- **Set task**
Show every line where "fibres" occurs.

- **Input for this task**
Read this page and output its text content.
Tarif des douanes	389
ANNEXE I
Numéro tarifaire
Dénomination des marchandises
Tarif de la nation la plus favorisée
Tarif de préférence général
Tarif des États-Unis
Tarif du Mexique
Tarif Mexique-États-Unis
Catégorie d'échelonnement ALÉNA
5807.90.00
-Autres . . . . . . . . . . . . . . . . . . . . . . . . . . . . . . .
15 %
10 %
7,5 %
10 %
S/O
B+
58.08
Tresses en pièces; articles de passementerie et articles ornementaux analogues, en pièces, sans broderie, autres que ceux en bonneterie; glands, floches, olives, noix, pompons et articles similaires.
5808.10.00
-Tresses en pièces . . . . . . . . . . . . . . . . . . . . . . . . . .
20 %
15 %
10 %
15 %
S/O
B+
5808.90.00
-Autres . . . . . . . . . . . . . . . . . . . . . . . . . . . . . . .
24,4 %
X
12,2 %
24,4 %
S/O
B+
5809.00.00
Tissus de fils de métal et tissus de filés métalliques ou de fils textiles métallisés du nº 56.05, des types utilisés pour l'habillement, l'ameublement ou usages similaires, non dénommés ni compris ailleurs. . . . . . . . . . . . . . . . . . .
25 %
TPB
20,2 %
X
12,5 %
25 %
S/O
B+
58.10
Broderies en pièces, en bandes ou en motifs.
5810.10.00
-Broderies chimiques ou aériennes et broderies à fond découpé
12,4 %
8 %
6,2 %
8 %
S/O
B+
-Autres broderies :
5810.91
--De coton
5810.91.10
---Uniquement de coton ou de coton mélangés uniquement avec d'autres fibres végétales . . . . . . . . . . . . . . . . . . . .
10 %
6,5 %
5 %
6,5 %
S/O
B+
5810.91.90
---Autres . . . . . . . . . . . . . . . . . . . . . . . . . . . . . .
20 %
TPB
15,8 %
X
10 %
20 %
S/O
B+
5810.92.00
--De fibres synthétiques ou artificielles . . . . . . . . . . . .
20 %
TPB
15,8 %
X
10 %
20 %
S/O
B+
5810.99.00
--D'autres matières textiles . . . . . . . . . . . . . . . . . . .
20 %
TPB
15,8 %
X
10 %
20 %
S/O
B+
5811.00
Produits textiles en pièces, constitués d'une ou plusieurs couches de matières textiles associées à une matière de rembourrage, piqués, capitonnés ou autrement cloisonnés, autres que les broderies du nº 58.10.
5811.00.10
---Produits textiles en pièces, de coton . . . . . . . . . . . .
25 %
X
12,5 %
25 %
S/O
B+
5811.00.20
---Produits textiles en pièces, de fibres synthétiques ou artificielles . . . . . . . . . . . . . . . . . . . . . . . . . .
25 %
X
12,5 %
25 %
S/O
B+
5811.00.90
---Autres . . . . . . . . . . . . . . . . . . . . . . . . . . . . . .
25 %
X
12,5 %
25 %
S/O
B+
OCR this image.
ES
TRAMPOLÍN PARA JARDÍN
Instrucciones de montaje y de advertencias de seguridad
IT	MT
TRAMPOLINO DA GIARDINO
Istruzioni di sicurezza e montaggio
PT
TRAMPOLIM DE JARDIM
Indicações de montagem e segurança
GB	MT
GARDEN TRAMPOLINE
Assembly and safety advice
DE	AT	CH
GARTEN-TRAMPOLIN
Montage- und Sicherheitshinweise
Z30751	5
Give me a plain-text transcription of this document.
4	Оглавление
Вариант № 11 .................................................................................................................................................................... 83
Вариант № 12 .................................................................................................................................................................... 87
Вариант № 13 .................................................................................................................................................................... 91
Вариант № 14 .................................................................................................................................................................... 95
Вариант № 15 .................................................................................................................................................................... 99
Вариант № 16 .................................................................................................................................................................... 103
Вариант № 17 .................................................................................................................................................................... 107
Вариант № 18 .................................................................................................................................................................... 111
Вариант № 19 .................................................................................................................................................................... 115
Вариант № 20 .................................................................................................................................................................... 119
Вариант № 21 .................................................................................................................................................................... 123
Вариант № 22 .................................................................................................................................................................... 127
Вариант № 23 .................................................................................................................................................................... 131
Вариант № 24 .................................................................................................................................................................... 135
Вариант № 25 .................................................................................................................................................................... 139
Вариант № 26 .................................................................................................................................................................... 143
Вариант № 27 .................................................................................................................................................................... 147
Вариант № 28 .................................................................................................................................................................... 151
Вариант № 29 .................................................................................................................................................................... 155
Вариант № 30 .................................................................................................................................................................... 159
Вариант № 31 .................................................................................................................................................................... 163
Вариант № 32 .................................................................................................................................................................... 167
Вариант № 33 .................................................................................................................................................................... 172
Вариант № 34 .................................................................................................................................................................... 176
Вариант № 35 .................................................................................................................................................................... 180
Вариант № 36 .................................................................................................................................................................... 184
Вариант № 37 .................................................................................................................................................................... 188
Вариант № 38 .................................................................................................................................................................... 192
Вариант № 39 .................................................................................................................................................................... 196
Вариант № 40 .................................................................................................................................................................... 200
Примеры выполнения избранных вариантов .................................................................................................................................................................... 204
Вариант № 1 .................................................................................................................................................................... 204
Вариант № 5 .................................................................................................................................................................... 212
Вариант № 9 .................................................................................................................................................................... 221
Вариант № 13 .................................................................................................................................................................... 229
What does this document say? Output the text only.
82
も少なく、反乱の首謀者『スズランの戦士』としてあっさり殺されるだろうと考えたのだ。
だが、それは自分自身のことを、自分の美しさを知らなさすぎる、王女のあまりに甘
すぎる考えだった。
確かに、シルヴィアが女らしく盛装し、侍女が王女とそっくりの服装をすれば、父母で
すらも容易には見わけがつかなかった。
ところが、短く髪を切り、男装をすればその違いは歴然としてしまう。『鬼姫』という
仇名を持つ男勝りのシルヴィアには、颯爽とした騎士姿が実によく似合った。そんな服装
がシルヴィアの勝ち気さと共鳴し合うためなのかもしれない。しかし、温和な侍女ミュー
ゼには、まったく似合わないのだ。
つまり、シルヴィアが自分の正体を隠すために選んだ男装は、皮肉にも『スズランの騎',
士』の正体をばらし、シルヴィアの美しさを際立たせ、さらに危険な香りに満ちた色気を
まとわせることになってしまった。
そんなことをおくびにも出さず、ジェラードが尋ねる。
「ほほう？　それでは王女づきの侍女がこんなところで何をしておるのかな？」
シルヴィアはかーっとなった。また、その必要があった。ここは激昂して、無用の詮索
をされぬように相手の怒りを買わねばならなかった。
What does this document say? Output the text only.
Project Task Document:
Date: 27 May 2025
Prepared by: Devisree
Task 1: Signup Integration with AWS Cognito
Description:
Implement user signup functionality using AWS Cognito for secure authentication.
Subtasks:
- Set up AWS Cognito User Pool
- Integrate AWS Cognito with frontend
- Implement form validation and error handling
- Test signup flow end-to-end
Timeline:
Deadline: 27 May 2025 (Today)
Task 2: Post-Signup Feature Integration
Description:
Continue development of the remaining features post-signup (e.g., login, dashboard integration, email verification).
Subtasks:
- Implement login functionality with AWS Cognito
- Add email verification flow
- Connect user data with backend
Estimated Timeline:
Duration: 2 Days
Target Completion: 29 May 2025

- **Result of the exercise**
---Uniquement de coton ou de coton mélangés uniquement avec d'autres fibres végétales . . . . . . . . . . . . . . . . . . . .
--De fibres synthétiques ou artificielles . . . . . . . . . . . .
---Produits textiles en pièces, de fibres synthétiques ou artificielles . . . . . . . . . . . . . . . . . . . . . . . . . .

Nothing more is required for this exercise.